Excerpt from a dataset:
(begin)
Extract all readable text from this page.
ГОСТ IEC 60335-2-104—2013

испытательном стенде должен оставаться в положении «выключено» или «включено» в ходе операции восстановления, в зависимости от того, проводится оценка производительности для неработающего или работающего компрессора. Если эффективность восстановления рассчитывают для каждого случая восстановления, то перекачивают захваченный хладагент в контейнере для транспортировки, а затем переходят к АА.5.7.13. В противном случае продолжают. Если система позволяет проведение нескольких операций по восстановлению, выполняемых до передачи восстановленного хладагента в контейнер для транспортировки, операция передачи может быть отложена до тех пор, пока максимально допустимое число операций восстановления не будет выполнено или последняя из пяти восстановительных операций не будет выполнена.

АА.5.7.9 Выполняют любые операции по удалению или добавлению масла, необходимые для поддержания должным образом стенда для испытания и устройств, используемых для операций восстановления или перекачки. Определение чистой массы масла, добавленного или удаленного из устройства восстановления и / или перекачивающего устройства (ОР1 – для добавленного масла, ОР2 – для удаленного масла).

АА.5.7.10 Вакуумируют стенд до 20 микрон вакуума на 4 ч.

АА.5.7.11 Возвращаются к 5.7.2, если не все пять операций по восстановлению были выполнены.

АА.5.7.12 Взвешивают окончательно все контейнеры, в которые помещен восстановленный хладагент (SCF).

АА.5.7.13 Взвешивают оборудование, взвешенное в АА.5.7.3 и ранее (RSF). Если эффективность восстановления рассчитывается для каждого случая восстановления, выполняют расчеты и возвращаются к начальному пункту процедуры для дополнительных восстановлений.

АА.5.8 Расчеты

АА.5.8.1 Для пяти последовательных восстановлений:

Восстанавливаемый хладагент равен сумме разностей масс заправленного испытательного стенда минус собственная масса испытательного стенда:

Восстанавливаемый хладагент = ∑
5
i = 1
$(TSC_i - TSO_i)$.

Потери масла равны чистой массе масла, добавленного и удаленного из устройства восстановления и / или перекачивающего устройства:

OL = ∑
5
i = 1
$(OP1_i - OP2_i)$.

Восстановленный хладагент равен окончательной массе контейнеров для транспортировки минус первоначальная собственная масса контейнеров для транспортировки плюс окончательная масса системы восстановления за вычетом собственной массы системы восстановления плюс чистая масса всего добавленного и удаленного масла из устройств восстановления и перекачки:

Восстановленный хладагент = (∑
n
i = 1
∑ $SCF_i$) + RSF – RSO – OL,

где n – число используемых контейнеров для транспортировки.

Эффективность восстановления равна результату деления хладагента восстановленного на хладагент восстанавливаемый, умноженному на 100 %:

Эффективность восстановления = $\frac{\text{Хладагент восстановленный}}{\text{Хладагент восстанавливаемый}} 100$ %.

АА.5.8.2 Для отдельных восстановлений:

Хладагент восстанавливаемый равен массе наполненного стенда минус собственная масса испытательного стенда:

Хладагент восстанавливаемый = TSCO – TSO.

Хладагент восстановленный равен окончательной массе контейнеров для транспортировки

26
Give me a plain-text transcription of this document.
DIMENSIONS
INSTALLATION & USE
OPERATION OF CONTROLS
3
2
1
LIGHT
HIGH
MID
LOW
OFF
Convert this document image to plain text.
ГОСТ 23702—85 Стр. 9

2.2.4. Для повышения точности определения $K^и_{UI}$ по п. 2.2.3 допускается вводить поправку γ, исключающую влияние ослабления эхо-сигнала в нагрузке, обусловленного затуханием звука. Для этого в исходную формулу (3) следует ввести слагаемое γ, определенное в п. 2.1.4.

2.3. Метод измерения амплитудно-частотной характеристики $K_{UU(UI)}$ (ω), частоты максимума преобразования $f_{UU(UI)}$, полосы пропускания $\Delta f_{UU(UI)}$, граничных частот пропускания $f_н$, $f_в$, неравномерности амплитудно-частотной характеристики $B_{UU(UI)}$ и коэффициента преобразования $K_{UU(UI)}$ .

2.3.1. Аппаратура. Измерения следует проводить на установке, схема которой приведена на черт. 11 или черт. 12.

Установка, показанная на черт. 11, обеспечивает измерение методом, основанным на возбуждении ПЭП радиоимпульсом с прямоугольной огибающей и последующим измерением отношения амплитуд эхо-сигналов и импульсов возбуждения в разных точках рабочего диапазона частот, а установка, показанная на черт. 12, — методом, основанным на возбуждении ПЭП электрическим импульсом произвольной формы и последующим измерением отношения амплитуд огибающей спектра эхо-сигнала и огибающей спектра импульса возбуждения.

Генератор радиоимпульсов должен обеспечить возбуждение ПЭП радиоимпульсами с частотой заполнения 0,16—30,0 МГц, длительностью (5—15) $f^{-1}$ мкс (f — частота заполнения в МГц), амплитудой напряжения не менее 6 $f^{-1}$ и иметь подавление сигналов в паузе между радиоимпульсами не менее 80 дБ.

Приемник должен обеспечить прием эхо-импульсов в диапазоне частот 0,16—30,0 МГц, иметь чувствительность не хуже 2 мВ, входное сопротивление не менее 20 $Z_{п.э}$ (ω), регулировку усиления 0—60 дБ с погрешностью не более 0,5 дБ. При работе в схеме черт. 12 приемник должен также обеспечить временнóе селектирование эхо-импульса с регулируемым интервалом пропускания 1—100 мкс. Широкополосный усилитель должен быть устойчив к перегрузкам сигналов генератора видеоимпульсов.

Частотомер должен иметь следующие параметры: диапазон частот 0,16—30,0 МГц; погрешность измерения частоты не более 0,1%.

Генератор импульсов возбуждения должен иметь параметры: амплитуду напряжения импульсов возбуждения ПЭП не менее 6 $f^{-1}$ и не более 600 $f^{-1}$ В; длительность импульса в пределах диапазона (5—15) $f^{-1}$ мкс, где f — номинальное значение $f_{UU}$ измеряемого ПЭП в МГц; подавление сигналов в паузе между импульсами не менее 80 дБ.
(end)
| Task to complete |
Pick out every line above that holds the word "ГОСТ" and copy it.

| Correct response |
ГОСТ IEC 60335-2-104—2013
ГОСТ 23702—85 Стр. 9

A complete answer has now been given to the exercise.